◆ EXERCISE PROMPT
Lift every line from the entries that includes the word "Innovation".
## Start
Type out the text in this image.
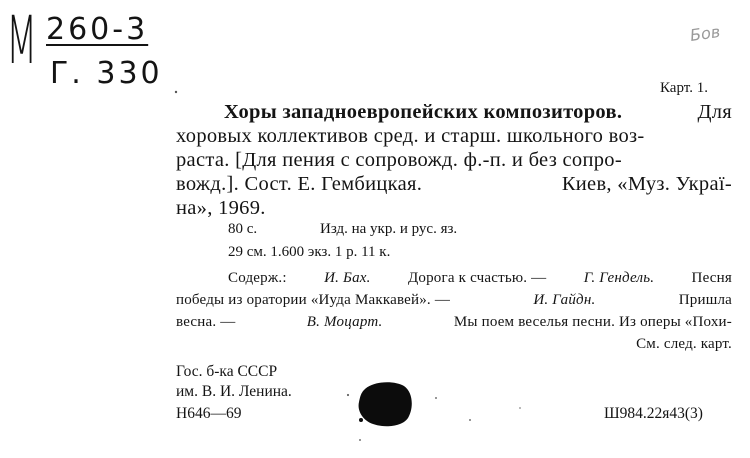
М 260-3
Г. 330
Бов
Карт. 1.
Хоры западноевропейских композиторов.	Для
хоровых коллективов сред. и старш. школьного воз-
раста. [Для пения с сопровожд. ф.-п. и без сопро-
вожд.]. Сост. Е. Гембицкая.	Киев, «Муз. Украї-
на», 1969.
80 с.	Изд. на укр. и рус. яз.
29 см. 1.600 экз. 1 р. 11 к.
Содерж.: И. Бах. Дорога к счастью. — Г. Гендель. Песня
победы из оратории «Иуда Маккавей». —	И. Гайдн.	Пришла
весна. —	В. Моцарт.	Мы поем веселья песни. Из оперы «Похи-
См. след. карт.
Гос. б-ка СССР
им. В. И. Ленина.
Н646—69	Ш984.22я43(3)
## End
## Start
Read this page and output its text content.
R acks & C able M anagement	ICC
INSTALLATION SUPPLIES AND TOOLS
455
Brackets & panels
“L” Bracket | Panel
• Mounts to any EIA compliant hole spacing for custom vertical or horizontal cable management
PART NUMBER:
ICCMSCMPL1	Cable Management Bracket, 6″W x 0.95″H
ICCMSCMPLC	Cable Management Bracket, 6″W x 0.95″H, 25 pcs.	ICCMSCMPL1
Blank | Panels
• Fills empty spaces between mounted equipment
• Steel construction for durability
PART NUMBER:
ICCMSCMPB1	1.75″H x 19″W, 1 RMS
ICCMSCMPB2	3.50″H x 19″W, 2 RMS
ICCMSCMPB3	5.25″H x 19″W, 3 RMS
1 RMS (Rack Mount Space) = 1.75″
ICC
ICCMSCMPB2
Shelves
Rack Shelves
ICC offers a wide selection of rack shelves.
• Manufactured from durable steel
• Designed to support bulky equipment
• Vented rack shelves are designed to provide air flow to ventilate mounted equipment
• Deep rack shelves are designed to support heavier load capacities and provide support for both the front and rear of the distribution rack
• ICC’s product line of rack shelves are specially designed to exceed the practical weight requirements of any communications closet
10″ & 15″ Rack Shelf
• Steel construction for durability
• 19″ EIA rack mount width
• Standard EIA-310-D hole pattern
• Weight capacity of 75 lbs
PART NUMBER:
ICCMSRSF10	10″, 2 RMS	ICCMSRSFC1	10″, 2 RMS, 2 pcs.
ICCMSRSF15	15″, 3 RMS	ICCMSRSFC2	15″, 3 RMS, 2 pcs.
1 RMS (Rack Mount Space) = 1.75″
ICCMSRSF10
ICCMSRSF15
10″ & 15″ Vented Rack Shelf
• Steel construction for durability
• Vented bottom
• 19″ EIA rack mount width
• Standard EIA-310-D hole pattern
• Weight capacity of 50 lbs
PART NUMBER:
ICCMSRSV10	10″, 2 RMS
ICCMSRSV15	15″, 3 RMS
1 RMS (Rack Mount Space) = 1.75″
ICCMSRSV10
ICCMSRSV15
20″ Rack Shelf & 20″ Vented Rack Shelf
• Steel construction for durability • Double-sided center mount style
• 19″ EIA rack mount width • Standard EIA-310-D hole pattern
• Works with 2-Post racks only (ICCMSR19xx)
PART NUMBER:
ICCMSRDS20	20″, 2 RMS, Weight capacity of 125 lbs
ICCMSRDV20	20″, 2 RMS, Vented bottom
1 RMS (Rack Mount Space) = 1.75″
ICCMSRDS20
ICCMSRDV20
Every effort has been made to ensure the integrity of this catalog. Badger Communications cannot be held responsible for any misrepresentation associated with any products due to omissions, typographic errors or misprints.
## End
## Start
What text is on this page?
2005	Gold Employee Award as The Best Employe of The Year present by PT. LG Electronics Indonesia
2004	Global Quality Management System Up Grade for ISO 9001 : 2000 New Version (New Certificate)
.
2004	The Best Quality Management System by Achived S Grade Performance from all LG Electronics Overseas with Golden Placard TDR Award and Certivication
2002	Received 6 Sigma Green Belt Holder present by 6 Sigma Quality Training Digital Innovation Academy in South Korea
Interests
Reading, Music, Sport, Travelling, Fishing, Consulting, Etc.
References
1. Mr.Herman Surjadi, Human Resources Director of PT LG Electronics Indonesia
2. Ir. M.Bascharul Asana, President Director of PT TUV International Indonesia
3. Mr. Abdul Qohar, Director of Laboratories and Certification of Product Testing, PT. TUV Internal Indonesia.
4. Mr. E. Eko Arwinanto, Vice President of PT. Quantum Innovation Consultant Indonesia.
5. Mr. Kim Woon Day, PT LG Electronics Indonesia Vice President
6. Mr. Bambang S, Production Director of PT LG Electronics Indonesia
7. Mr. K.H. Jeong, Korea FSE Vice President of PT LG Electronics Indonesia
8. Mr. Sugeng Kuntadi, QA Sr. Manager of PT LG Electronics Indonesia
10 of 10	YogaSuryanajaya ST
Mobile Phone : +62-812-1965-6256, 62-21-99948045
## End
◆ EXERCISE ANSWER
2002	Received 6 Sigma Green Belt Holder present by 6 Sigma Quality Training Digital Innovation Academy in South Korea
4. Mr. E. Eko Arwinanto, Vice President of PT. Quantum Innovation Consultant Indonesia.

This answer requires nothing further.